[Records from a collection]
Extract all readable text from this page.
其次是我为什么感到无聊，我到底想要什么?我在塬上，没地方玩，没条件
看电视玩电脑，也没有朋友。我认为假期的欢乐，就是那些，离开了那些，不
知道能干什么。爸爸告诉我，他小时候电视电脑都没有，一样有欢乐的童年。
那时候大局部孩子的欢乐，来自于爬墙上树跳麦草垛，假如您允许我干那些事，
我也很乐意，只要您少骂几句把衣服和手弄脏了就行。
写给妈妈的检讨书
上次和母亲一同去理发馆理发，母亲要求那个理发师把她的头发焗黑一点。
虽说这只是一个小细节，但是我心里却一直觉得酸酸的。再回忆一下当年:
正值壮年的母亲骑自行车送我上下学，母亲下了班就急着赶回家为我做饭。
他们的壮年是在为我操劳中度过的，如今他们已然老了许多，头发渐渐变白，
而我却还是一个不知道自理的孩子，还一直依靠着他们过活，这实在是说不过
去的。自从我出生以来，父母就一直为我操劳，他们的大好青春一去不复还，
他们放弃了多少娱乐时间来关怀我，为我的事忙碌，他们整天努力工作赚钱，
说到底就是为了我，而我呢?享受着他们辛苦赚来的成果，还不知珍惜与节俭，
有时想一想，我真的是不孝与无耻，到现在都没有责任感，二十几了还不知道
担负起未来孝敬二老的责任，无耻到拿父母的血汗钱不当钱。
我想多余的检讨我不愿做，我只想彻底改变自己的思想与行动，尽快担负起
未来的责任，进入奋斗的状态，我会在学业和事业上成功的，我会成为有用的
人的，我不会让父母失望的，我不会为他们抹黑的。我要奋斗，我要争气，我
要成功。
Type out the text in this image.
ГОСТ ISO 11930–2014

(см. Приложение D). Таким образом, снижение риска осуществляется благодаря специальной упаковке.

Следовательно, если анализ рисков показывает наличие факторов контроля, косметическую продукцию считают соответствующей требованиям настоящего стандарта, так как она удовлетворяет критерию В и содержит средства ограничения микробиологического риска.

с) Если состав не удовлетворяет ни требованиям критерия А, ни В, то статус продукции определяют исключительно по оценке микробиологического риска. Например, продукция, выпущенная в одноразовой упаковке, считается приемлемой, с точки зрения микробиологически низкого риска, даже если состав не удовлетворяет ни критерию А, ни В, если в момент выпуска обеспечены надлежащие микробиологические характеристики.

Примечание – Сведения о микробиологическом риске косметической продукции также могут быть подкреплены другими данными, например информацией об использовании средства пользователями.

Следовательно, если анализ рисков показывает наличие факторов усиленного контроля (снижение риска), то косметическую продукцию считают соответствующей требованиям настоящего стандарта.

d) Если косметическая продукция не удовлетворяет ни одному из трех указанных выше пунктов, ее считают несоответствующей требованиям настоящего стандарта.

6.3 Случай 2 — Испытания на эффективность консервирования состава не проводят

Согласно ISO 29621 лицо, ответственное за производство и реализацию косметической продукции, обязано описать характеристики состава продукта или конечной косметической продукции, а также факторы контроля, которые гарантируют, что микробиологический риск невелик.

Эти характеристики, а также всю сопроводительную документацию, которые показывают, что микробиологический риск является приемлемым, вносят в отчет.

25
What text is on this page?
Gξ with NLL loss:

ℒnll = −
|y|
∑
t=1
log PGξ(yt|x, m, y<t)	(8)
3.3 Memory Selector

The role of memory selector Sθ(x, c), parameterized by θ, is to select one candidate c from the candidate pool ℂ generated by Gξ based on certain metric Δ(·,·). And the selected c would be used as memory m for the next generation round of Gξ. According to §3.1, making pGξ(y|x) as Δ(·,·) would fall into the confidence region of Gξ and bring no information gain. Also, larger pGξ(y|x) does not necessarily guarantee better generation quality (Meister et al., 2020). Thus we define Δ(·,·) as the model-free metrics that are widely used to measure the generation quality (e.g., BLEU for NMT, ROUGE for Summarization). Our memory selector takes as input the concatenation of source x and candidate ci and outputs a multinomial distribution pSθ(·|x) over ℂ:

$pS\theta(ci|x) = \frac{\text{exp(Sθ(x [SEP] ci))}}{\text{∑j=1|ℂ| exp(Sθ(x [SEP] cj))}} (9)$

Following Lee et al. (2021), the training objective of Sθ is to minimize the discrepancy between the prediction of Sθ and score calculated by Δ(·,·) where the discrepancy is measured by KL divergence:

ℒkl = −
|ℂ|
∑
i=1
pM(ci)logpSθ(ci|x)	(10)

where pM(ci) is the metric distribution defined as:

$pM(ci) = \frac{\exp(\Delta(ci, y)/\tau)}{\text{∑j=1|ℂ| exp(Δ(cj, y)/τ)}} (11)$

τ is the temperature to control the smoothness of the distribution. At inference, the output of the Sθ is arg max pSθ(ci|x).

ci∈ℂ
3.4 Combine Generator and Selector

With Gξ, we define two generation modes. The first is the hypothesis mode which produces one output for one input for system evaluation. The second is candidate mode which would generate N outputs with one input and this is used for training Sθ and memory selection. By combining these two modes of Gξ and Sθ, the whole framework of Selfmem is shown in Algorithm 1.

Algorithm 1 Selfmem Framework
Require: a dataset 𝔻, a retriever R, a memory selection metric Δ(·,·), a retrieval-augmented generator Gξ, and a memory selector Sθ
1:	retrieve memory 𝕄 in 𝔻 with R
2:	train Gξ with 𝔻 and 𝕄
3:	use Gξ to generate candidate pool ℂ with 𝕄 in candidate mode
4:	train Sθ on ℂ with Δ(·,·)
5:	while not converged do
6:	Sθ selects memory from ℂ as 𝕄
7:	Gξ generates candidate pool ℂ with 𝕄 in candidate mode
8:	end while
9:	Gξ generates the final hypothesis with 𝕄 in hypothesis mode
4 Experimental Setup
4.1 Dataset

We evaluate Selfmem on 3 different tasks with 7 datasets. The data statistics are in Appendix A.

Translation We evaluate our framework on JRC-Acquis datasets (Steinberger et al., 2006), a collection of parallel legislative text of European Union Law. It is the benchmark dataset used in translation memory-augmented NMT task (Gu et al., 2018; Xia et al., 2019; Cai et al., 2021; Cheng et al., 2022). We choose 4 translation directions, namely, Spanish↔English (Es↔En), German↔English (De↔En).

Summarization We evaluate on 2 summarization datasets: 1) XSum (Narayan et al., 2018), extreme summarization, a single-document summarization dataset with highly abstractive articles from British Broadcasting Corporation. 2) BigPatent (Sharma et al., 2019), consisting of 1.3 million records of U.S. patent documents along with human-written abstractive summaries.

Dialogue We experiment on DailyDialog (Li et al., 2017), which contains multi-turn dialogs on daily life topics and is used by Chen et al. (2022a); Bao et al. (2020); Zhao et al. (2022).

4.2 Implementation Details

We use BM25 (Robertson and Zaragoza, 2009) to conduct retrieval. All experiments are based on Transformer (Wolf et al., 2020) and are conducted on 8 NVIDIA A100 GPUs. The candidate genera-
--
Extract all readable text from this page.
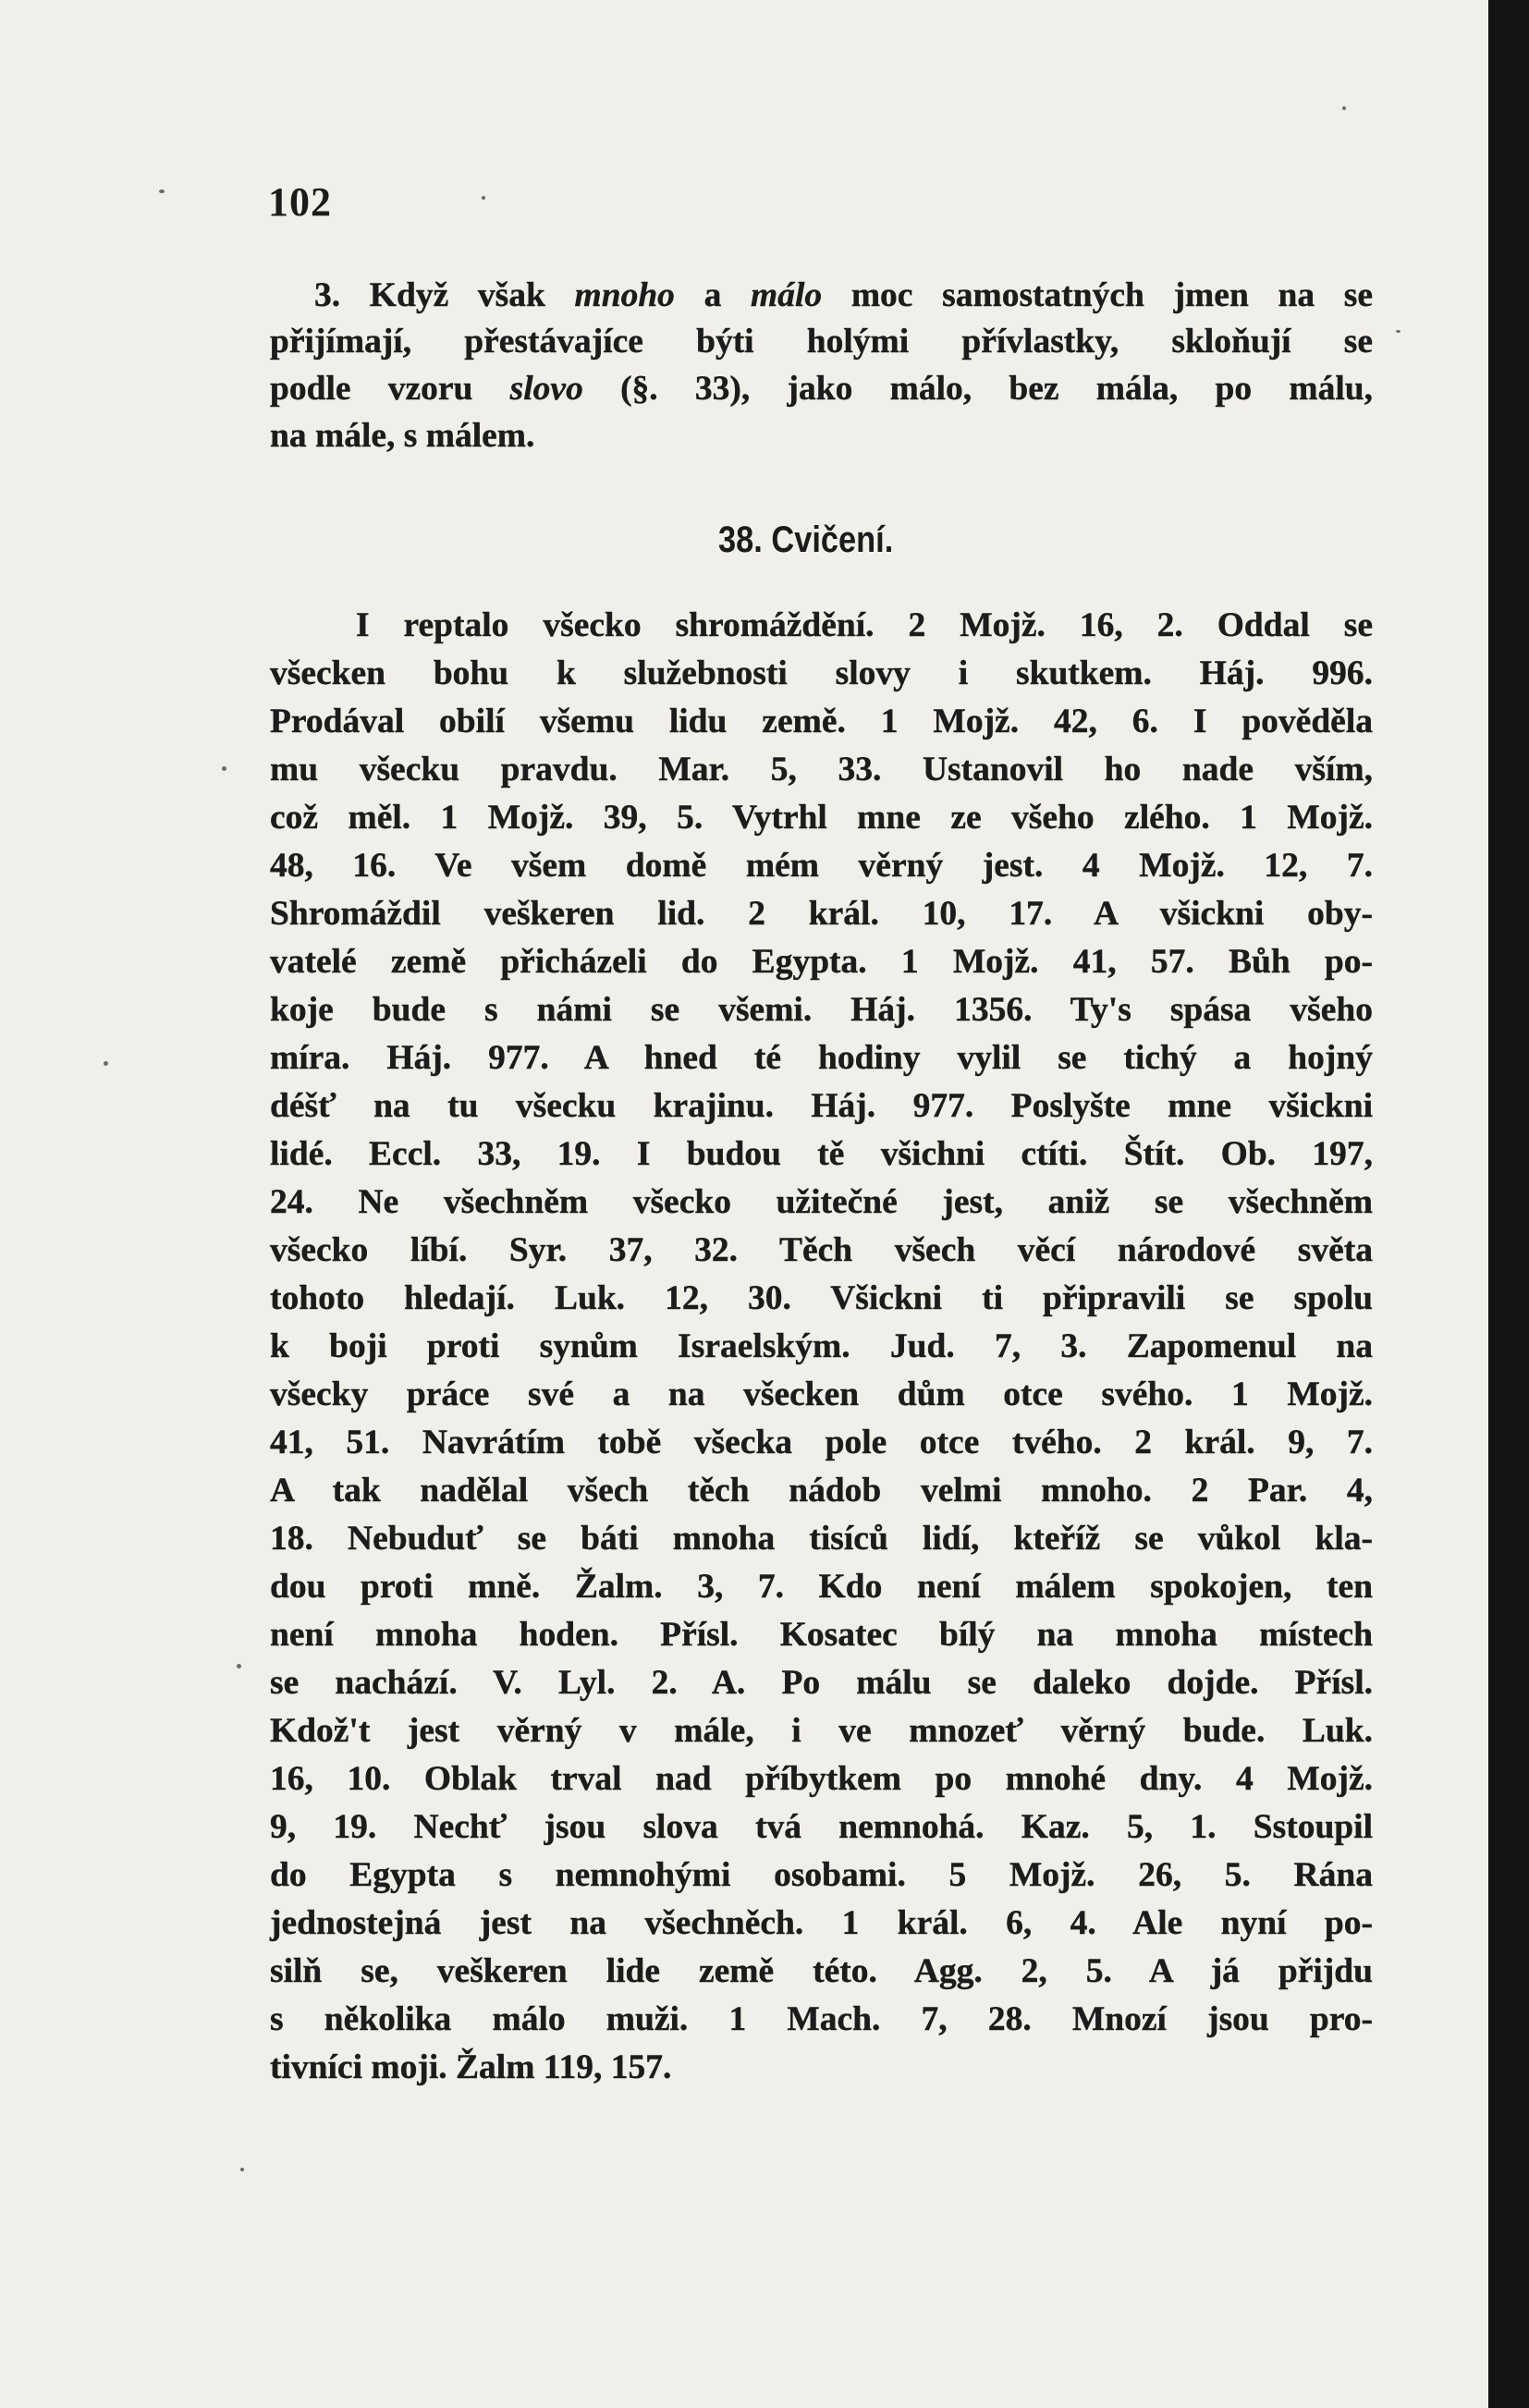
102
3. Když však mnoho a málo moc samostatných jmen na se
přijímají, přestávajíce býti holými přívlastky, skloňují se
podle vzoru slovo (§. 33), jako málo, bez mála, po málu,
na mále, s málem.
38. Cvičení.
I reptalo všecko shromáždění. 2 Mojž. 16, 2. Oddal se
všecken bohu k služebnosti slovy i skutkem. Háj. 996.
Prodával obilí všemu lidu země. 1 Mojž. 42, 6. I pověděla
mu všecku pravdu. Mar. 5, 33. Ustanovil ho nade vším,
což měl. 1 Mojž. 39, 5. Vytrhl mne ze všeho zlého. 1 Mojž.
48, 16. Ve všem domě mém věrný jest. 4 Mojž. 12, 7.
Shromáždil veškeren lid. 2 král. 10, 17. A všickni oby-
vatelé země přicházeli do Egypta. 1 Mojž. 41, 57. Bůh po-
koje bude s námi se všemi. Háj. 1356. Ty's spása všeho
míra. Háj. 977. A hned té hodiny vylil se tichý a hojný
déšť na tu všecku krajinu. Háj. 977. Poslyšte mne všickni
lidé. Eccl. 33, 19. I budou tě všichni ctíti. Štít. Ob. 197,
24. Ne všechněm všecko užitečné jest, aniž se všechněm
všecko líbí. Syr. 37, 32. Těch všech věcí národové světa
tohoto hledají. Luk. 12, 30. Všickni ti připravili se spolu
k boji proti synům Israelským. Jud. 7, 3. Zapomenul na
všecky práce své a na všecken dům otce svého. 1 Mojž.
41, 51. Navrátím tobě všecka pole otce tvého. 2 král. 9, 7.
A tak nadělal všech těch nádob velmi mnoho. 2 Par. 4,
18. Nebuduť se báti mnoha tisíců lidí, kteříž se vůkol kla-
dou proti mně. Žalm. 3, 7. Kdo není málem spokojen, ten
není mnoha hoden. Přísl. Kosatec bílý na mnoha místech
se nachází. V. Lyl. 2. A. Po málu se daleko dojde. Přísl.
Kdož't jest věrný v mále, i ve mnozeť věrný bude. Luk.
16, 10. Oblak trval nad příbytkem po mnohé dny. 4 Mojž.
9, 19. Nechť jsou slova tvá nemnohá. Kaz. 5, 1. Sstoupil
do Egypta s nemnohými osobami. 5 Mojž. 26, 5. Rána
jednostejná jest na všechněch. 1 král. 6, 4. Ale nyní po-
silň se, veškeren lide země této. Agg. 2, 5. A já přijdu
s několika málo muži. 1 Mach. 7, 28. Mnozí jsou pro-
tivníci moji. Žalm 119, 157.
* * *
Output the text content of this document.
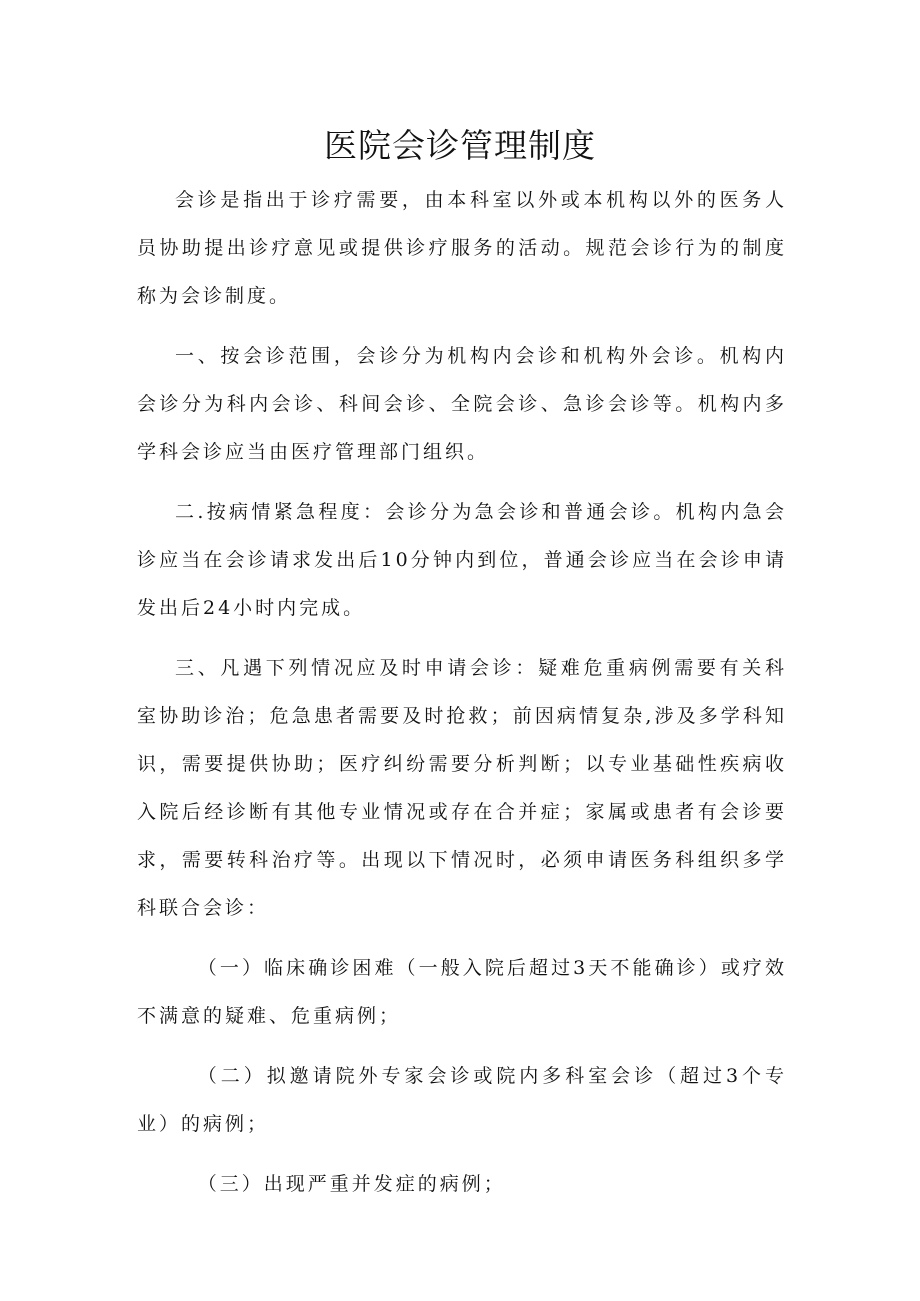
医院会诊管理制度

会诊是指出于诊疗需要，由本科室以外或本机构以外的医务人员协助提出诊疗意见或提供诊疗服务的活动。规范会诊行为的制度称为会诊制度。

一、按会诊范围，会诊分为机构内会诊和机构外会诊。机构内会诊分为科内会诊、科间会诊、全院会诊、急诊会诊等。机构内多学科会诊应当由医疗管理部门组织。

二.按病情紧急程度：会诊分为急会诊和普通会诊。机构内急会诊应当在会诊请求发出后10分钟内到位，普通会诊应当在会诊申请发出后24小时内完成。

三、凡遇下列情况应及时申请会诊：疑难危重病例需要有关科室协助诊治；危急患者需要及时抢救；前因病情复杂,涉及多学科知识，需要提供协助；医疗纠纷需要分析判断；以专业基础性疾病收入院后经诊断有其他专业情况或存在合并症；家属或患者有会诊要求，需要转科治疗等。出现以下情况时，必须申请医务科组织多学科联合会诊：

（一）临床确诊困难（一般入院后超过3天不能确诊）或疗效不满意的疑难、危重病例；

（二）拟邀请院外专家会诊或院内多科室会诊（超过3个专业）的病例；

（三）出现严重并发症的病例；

EXERCISE AIM
State only the number of lines in these entries that contain "málo".

RESPONSE TO THIS EXERCISE
3